## Task details
Repeat the entries from the line with "table-row: I FERROLAXENTE" up to and including the line with "ibercom-cell: 343491 (687, 1089, 836, 1126)".

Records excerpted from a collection
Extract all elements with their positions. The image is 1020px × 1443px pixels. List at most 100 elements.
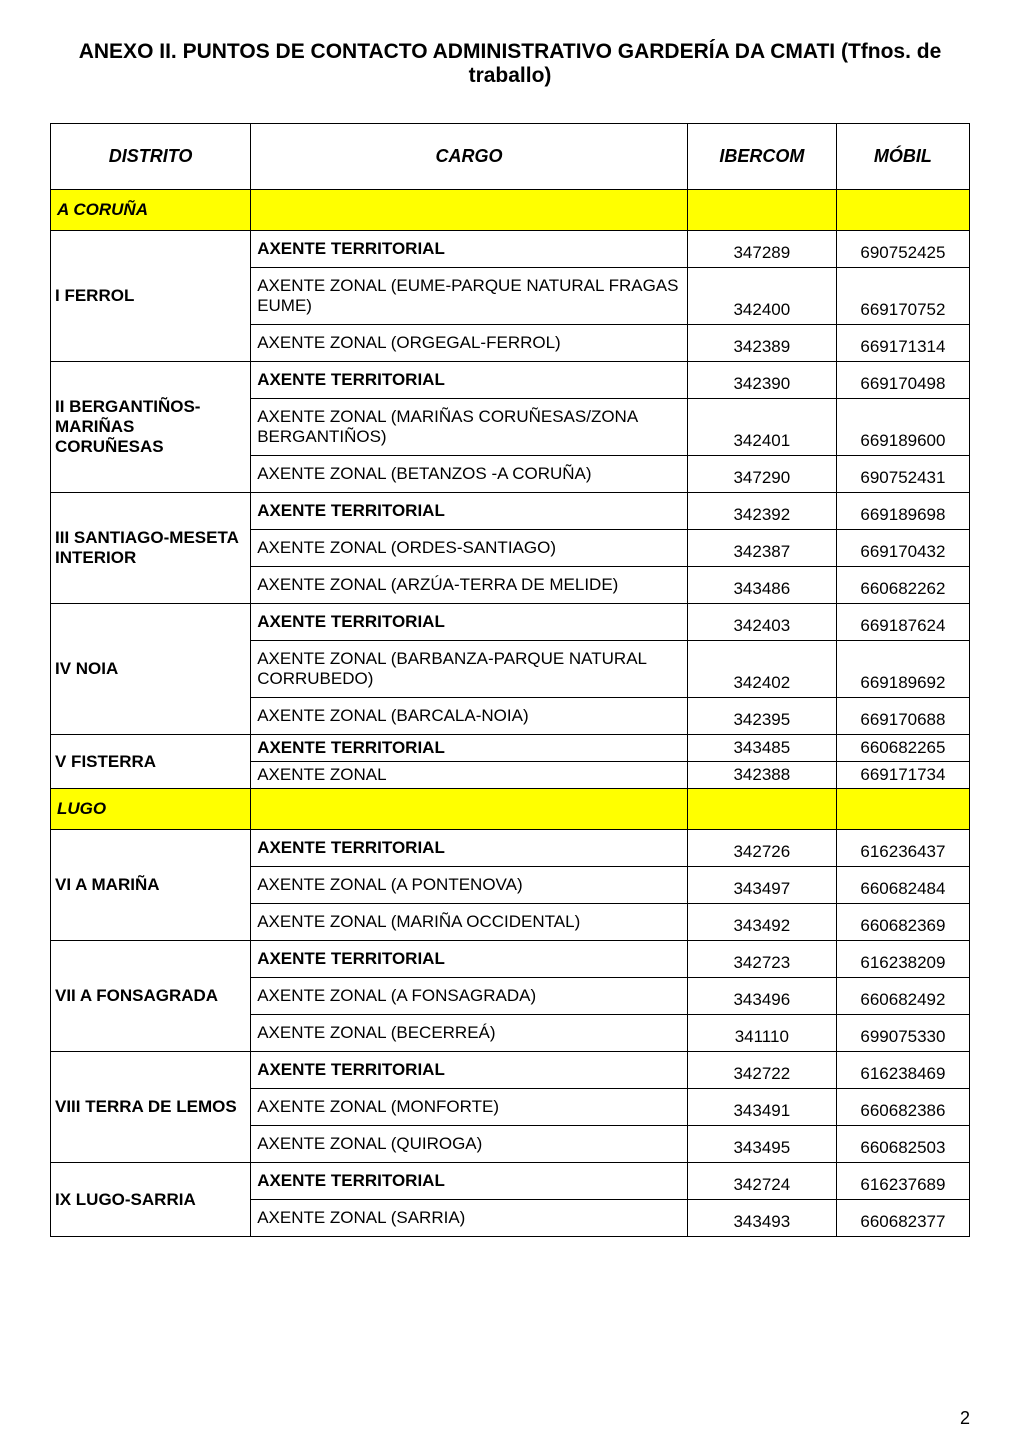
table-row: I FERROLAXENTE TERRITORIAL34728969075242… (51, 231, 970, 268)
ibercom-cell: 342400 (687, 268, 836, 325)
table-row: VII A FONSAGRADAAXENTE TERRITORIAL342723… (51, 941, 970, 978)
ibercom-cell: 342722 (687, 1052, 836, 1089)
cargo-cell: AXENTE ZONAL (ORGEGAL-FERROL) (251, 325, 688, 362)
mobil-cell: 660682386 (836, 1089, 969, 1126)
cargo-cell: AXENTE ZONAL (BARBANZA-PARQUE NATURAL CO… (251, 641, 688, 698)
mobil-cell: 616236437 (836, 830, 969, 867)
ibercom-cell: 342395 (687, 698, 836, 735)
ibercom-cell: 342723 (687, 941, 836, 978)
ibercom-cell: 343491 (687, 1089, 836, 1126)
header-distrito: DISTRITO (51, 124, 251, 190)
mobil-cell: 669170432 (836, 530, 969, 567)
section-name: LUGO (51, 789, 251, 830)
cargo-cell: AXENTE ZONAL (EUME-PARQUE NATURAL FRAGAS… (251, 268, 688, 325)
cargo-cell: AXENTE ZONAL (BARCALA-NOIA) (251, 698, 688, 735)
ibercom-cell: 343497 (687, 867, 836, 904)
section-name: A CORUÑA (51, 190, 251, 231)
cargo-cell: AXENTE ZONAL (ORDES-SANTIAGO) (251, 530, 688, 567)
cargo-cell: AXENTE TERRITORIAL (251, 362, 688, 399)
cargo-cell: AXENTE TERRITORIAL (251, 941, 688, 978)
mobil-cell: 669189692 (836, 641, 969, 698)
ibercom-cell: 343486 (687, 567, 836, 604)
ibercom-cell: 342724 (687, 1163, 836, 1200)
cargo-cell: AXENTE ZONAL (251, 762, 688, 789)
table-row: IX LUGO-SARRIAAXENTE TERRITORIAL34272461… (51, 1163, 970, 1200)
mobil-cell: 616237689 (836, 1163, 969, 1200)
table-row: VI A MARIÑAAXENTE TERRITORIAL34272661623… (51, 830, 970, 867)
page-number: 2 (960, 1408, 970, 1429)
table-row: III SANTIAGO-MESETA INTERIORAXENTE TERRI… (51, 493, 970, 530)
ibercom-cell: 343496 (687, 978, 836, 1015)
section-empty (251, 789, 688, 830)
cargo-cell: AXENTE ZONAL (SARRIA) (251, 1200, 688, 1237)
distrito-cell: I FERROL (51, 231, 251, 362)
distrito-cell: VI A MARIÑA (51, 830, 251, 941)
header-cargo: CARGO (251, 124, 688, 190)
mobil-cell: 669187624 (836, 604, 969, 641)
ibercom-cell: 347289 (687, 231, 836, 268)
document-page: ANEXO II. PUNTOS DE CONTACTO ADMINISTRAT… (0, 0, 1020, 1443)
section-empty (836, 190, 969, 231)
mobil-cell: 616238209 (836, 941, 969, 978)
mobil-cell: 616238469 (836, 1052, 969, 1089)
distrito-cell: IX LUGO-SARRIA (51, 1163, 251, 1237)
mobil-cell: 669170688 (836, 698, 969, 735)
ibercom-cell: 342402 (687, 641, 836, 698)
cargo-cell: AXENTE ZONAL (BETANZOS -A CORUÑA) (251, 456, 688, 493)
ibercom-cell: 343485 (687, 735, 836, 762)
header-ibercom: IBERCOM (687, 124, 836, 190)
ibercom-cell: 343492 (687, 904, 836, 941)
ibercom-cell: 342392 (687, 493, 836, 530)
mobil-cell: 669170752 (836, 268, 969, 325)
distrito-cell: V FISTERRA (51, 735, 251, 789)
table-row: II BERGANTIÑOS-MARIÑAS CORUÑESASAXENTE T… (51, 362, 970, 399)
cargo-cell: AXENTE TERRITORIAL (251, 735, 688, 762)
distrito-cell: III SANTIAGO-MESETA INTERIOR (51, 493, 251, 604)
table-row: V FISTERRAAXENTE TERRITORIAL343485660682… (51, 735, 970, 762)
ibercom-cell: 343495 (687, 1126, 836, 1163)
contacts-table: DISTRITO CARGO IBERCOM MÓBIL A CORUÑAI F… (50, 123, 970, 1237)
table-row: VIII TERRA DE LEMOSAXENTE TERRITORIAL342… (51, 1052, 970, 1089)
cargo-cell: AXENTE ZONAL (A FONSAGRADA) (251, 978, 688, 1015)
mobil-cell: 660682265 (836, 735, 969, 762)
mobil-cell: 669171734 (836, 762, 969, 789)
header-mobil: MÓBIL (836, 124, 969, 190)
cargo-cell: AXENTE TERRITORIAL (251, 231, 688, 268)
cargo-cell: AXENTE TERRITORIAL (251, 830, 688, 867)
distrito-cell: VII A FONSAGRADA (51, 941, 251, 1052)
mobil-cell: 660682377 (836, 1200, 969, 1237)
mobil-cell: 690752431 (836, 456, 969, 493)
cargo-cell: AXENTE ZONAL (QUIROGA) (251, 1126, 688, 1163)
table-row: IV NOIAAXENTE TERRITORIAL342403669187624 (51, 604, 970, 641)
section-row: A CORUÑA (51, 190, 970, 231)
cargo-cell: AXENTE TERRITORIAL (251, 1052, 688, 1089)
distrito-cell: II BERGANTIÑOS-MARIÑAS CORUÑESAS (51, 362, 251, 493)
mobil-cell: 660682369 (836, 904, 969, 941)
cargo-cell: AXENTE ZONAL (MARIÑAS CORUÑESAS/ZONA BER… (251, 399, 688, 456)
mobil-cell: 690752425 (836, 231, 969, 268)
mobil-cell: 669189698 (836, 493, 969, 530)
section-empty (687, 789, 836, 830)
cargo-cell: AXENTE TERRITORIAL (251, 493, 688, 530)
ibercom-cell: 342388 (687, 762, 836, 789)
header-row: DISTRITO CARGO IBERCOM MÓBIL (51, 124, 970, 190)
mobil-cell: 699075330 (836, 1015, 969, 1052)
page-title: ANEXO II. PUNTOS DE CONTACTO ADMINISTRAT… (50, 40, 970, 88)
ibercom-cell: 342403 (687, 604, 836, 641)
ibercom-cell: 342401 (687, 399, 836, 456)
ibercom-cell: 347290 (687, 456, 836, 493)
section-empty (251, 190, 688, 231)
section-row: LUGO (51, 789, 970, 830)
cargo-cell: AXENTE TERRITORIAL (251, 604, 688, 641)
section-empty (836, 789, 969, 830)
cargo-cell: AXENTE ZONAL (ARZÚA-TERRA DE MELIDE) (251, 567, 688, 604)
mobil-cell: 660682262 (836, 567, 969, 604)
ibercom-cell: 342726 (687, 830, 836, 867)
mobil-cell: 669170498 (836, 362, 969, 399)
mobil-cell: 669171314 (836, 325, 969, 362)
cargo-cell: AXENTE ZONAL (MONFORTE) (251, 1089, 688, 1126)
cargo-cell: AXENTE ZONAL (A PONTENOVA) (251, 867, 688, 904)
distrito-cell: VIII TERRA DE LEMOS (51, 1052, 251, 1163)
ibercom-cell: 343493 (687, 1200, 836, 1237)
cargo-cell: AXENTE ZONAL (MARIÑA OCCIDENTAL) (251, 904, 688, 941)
==
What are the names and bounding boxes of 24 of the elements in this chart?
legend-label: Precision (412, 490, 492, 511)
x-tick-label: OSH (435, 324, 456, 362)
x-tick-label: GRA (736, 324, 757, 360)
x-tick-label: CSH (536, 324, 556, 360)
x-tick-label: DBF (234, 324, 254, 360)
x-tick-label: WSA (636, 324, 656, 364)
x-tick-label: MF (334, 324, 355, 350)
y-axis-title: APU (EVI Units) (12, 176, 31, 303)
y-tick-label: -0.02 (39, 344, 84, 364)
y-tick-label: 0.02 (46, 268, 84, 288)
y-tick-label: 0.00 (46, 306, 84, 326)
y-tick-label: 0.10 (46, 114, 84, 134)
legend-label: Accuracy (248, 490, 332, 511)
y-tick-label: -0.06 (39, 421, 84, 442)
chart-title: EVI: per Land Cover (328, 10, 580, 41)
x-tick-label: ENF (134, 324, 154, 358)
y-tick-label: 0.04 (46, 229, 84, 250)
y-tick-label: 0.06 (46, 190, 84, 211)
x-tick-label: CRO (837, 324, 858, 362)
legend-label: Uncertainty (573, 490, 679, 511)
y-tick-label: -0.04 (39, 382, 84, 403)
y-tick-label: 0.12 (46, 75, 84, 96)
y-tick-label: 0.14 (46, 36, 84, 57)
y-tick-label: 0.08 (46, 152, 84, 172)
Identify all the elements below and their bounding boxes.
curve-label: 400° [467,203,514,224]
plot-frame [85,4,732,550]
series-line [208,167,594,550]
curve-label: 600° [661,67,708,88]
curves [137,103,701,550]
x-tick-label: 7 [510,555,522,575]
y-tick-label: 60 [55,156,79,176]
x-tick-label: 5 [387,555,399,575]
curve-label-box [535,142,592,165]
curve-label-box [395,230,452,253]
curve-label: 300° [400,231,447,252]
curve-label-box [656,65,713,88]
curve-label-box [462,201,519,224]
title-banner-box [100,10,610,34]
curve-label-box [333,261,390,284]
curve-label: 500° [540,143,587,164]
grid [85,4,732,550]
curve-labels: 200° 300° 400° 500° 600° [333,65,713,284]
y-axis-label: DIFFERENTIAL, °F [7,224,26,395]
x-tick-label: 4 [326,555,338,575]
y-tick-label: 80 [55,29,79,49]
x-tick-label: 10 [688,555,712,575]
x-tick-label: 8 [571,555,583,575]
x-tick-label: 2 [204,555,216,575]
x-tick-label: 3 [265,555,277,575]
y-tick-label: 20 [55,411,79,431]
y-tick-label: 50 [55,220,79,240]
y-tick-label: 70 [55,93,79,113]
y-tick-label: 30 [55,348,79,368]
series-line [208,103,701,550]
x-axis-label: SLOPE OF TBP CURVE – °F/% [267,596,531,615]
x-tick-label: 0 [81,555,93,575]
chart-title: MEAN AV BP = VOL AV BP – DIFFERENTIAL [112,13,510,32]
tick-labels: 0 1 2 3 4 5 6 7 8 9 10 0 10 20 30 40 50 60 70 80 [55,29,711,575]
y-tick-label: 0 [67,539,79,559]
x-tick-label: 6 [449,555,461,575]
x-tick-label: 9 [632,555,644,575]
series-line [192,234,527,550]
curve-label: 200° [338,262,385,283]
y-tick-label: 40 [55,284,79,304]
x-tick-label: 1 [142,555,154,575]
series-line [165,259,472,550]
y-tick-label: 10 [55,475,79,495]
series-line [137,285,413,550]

## Written response
table-row: I FERROLAXENTE TERRITORIAL34728969075242… (51, 231, 970, 268)
ibercom-cell: 342400 (687, 268, 836, 325)
table-row: VII A FONSAGRADAAXENTE TERRITORIAL342723… (51, 941, 970, 978)
ibercom-cell: 342722 (687, 1052, 836, 1089)
cargo-cell: AXENTE ZONAL (ORGEGAL-FERROL) (251, 325, 688, 362)
mobil-cell: 660682386 (836, 1089, 969, 1126)
cargo-cell: AXENTE ZONAL (BARBANZA-PARQUE NATURAL CO… (251, 641, 688, 698)
mobil-cell: 616236437 (836, 830, 969, 867)
ibercom-cell: 342395 (687, 698, 836, 735)
ibercom-cell: 342723 (687, 941, 836, 978)
ibercom-cell: 343491 (687, 1089, 836, 1126)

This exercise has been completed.